▼

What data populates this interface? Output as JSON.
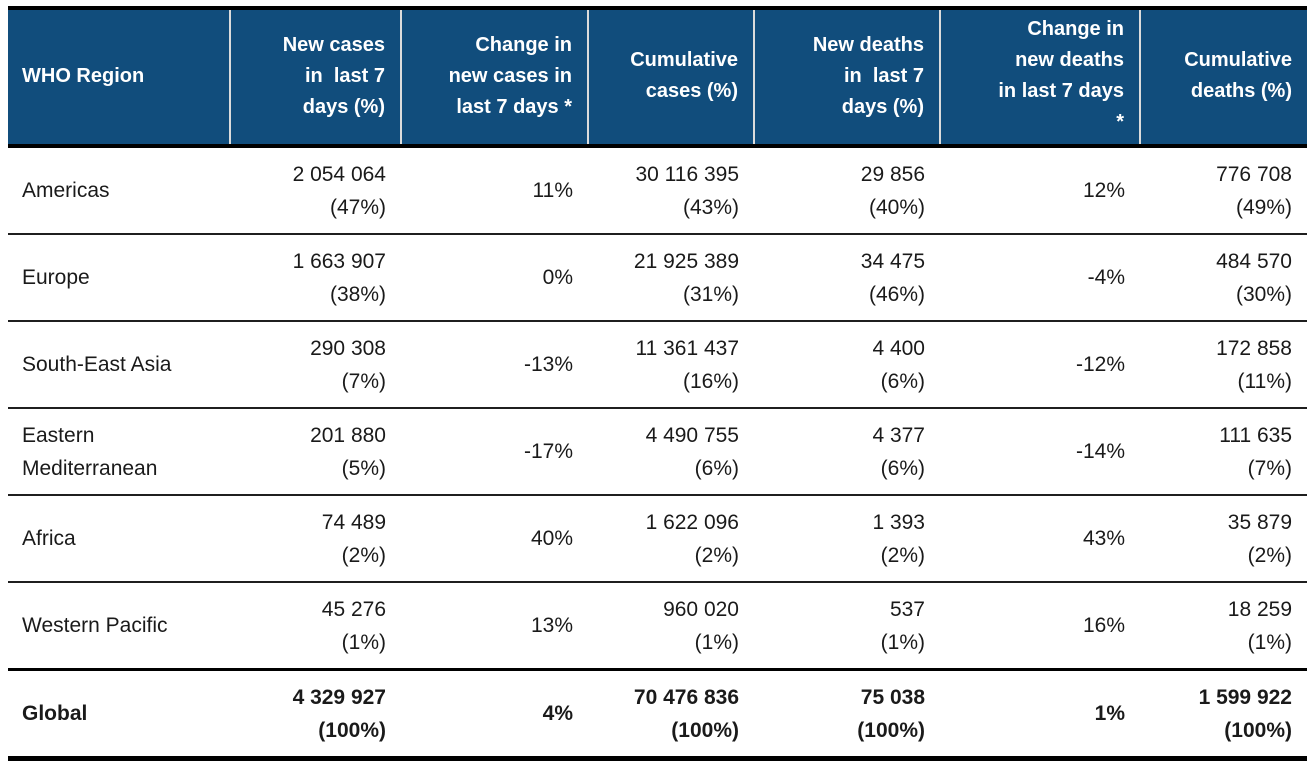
{
  "colors": {
    "header_background": "#114D7C",
    "header_text": "#FFFFFF",
    "body_text": "#1A1A1A",
    "rule_color": "#000000"
  },
  "table": {
    "headers": [
      "WHO Region",
      "New cases\nin  last 7\ndays (%)",
      "Change in\nnew cases in\nlast 7 days *",
      "Cumulative\ncases (%)",
      "New deaths\nin  last 7\ndays (%)",
      "Change in\nnew deaths\nin last 7 days\n*",
      "Cumulative\ndeaths (%)"
    ],
    "rows": [
      {
        "region": "Americas",
        "new_cases": "2 054 064\n(47%)",
        "change_new_cases": "11%",
        "cumulative_cases": "30 116 395\n(43%)",
        "new_deaths": "29 856\n(40%)",
        "change_new_deaths": "12%",
        "cumulative_deaths": "776 708\n(49%)"
      },
      {
        "region": "Europe",
        "new_cases": "1 663 907\n(38%)",
        "change_new_cases": "0%",
        "cumulative_cases": "21 925 389\n(31%)",
        "new_deaths": "34 475\n(46%)",
        "change_new_deaths": "-4%",
        "cumulative_deaths": "484 570\n(30%)"
      },
      {
        "region": "South-East Asia",
        "new_cases": "290 308\n(7%)",
        "change_new_cases": "-13%",
        "cumulative_cases": "11 361 437\n(16%)",
        "new_deaths": "4 400\n(6%)",
        "change_new_deaths": "-12%",
        "cumulative_deaths": "172 858\n(11%)"
      },
      {
        "region": "Eastern\nMediterranean",
        "new_cases": "201 880\n(5%)",
        "change_new_cases": "-17%",
        "cumulative_cases": "4 490 755\n(6%)",
        "new_deaths": "4 377\n(6%)",
        "change_new_deaths": "-14%",
        "cumulative_deaths": "111 635\n(7%)"
      },
      {
        "region": "Africa",
        "new_cases": "74 489\n(2%)",
        "change_new_cases": "40%",
        "cumulative_cases": "1 622 096\n(2%)",
        "new_deaths": "1 393\n(2%)",
        "change_new_deaths": "43%",
        "cumulative_deaths": "35 879\n(2%)"
      },
      {
        "region": "Western Pacific",
        "new_cases": "45 276\n(1%)",
        "change_new_cases": "13%",
        "cumulative_cases": "960 020\n(1%)",
        "new_deaths": "537\n(1%)",
        "change_new_deaths": "16%",
        "cumulative_deaths": "18 259\n(1%)"
      },
      {
        "region": "Global",
        "new_cases": "4 329 927\n(100%)",
        "change_new_cases": "4%",
        "cumulative_cases": "70 476 836\n(100%)",
        "new_deaths": "75 038\n(100%)",
        "change_new_deaths": "1%",
        "cumulative_deaths": "1 599 922\n(100%)"
      }
    ]
  }
}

▲

Written instruction | Every record must be copied exactly, with the pictures left out.

Response below |
What data populates this interface? Output as JSON.
{
  "colors": {
    "header_background": "#114D7C",
    "header_text": "#FFFFFF",
    "body_text": "#1A1A1A",
    "rule_color": "#000000"
  },
  "table": {
    "headers": [
      "WHO Region",
      "New cases\nin  last 7\ndays (%)",
      "Change in\nnew cases in\nlast 7 days *",
      "Cumulative\ncases (%)",
      "New deaths\nin  last 7\ndays (%)",
      "Change in\nnew deaths\nin last 7 days\n*",
      "Cumulative\ndeaths (%)"
    ],
    "rows": [
      {
        "region": "Americas",
        "new_cases": "2 054 064\n(47%)",
        "change_new_cases": "11%",
        "cumulative_cases": "30 116 395\n(43%)",
        "new_deaths": "29 856\n(40%)",
        "change_new_deaths": "12%",
        "cumulative_deaths": "776 708\n(49%)"
      },
      {
        "region": "Europe",
        "new_cases": "1 663 907\n(38%)",
        "change_new_cases": "0%",
        "cumulative_cases": "21 925 389\n(31%)",
        "new_deaths": "34 475\n(46%)",
        "change_new_deaths": "-4%",
        "cumulative_deaths": "484 570\n(30%)"
      },
      {
        "region": "South-East Asia",
        "new_cases": "290 308\n(7%)",
        "change_new_cases": "-13%",
        "cumulative_cases": "11 361 437\n(16%)",
        "new_deaths": "4 400\n(6%)",
        "change_new_deaths": "-12%",
        "cumulative_deaths": "172 858\n(11%)"
      },
      {
        "region": "Eastern\nMediterranean",
        "new_cases": "201 880\n(5%)",
        "change_new_cases": "-17%",
        "cumulative_cases": "4 490 755\n(6%)",
        "new_deaths": "4 377\n(6%)",
        "change_new_deaths": "-14%",
        "cumulative_deaths": "111 635\n(7%)"
      },
      {
        "region": "Africa",
        "new_cases": "74 489\n(2%)",
        "change_new_cases": "40%",
        "cumulative_cases": "1 622 096\n(2%)",
        "new_deaths": "1 393\n(2%)",
        "change_new_deaths": "43%",
        "cumulative_deaths": "35 879\n(2%)"
      },
      {
        "region": "Western Pacific",
        "new_cases": "45 276\n(1%)",
        "change_new_cases": "13%",
        "cumulative_cases": "960 020\n(1%)",
        "new_deaths": "537\n(1%)",
        "change_new_deaths": "16%",
        "cumulative_deaths": "18 259\n(1%)"
      },
      {
        "region": "Global",
        "new_cases": "4 329 927\n(100%)",
        "change_new_cases": "4%",
        "cumulative_cases": "70 476 836\n(100%)",
        "new_deaths": "75 038\n(100%)",
        "change_new_deaths": "1%",
        "cumulative_deaths": "1 599 922\n(100%)"
      }
    ]
  }
}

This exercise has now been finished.